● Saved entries
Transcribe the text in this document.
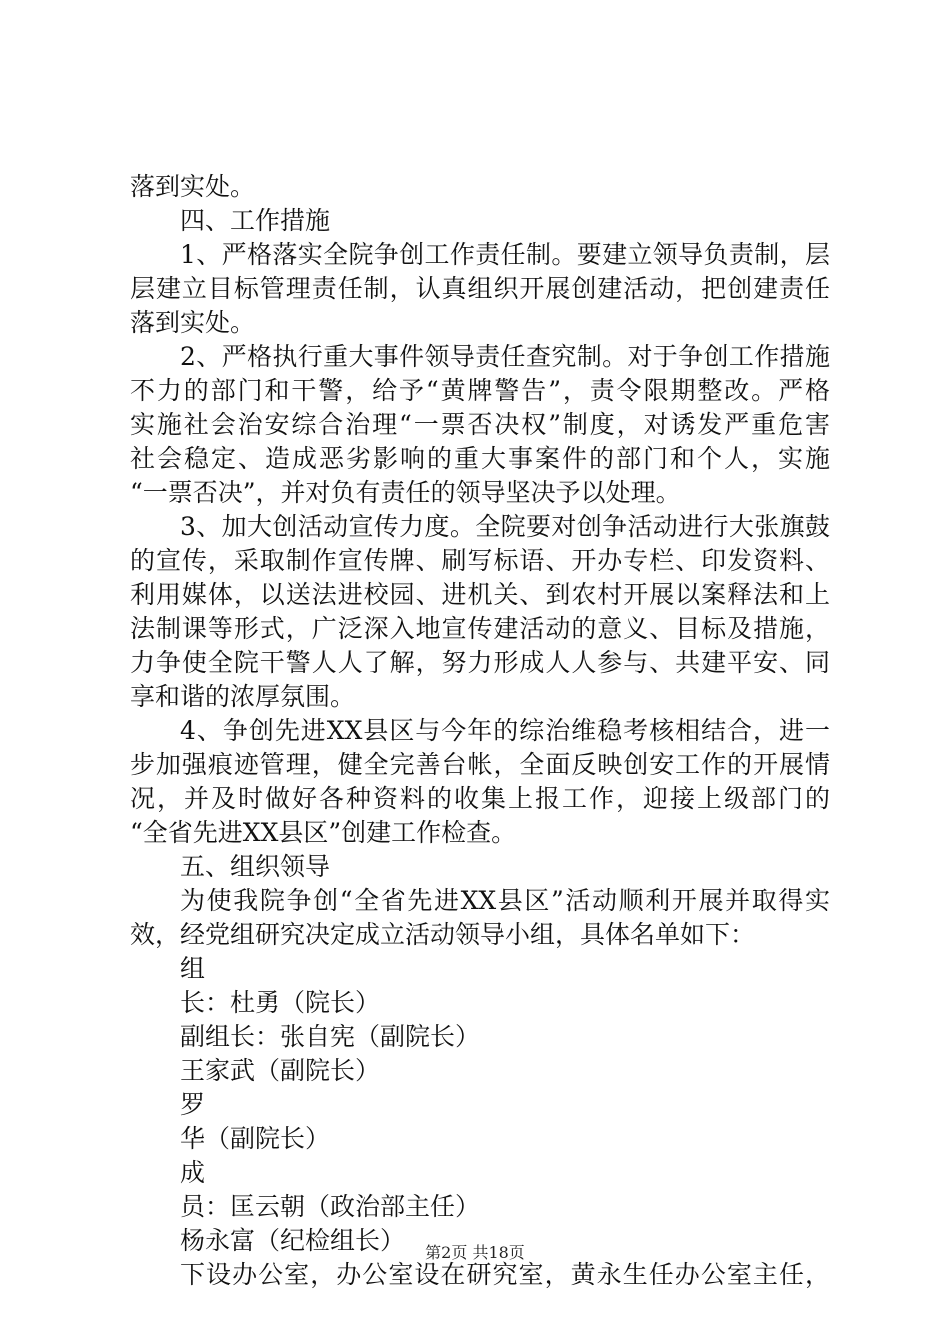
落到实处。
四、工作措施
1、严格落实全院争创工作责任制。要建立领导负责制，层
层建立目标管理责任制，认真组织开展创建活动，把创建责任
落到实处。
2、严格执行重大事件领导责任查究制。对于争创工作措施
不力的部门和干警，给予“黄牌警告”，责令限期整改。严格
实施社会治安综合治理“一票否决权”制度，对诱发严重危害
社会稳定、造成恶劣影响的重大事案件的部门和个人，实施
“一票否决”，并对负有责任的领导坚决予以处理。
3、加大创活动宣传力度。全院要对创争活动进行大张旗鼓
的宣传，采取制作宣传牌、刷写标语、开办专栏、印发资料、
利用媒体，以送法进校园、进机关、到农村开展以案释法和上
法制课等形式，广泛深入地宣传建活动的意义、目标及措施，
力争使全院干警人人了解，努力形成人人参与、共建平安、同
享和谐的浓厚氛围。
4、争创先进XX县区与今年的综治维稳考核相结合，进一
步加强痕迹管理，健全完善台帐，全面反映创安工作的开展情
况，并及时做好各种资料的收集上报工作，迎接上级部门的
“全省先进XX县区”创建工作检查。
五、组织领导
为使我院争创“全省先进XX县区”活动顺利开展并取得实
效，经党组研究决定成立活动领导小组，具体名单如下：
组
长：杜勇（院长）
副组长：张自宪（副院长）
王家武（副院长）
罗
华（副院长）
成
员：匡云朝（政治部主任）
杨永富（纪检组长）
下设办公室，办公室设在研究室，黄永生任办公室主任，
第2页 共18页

● WORK TO BE COMPLETED
Make an exact copy of all entries above, dropping the images.

● ANSWER TO THIS EXERCISE
Transcribe the text in this document.
落到实处。
四、工作措施
1、严格落实全院争创工作责任制。要建立领导负责制，层
层建立目标管理责任制，认真组织开展创建活动，把创建责任
落到实处。
2、严格执行重大事件领导责任查究制。对于争创工作措施
不力的部门和干警，给予“黄牌警告”，责令限期整改。严格
实施社会治安综合治理“一票否决权”制度，对诱发严重危害
社会稳定、造成恶劣影响的重大事案件的部门和个人，实施
“一票否决”，并对负有责任的领导坚决予以处理。
3、加大创活动宣传力度。全院要对创争活动进行大张旗鼓
的宣传，采取制作宣传牌、刷写标语、开办专栏、印发资料、
利用媒体，以送法进校园、进机关、到农村开展以案释法和上
法制课等形式，广泛深入地宣传建活动的意义、目标及措施，
力争使全院干警人人了解，努力形成人人参与、共建平安、同
享和谐的浓厚氛围。
4、争创先进XX县区与今年的综治维稳考核相结合，进一
步加强痕迹管理，健全完善台帐，全面反映创安工作的开展情
况，并及时做好各种资料的收集上报工作，迎接上级部门的
“全省先进XX县区”创建工作检查。
五、组织领导
为使我院争创“全省先进XX县区”活动顺利开展并取得实
效，经党组研究决定成立活动领导小组，具体名单如下：
组
长：杜勇（院长）
副组长：张自宪（副院长）
王家武（副院长）
罗
华（副院长）
成
员：匡云朝（政治部主任）
杨永富（纪检组长）
下设办公室，办公室设在研究室，黄永生任办公室主任，
第2页 共18页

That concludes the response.